Source data:

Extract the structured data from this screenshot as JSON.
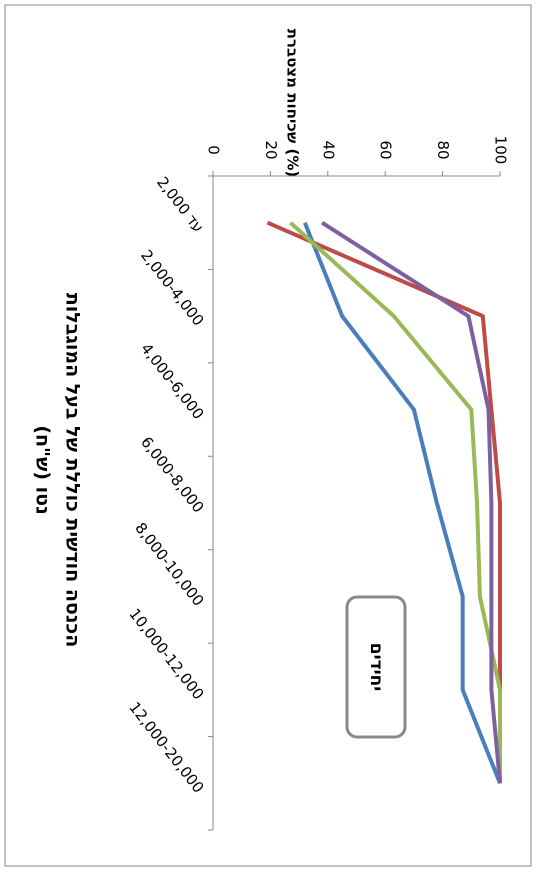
{
  "chart_data": {
    "type": "line",
    "title": "שכיחות מצטברת (%)",
    "x_label": [
      "הכנסה חודשית כוללת של בעל המוגבלות",
      "נטו (ש\"ח)"
    ],
    "annotation": "יחידים",
    "categories": [
      "עד 2,000",
      "2,000-4,000",
      "4,000-6,000",
      "6,000-8,000",
      "8,000-10,000",
      "10,000-12,000",
      "12,000-20,000"
    ],
    "series": [
      {
        "color": "#4a7ebb",
        "values": [
          32,
          45,
          70,
          78,
          87,
          87,
          100
        ]
      },
      {
        "color": "#be4b48",
        "values": [
          19,
          94,
          97,
          100,
          100,
          100,
          100
        ]
      },
      {
        "color": "#98b954",
        "values": [
          27,
          63,
          90,
          92,
          93,
          100,
          100
        ]
      },
      {
        "color": "#7d60a0",
        "values": [
          38,
          89,
          96,
          97,
          97,
          97,
          100
        ]
      }
    ],
    "ylim": [
      0,
      100
    ],
    "yticks": [
      0,
      20,
      40,
      60,
      80,
      100
    ]
  }
}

Task description: From the listing above, print every entry precisely and drop the pictures.

Output of the exercise:
Extract the structured data from this screenshot as JSON.
{
  "chart_data": {
    "type": "line",
    "title": "שכיחות מצטברת (%)",
    "x_label": [
      "הכנסה חודשית כוללת של בעל המוגבלות",
      "נטו (ש\"ח)"
    ],
    "annotation": "יחידים",
    "categories": [
      "עד 2,000",
      "2,000-4,000",
      "4,000-6,000",
      "6,000-8,000",
      "8,000-10,000",
      "10,000-12,000",
      "12,000-20,000"
    ],
    "series": [
      {
        "color": "#4a7ebb",
        "values": [
          32,
          45,
          70,
          78,
          87,
          87,
          100
        ]
      },
      {
        "color": "#be4b48",
        "values": [
          19,
          94,
          97,
          100,
          100,
          100,
          100
        ]
      },
      {
        "color": "#98b954",
        "values": [
          27,
          63,
          90,
          92,
          93,
          100,
          100
        ]
      },
      {
        "color": "#7d60a0",
        "values": [
          38,
          89,
          96,
          97,
          97,
          97,
          100
        ]
      }
    ],
    "ylim": [
      0,
      100
    ],
    "yticks": [
      0,
      20,
      40,
      60,
      80,
      100
    ]
  }
}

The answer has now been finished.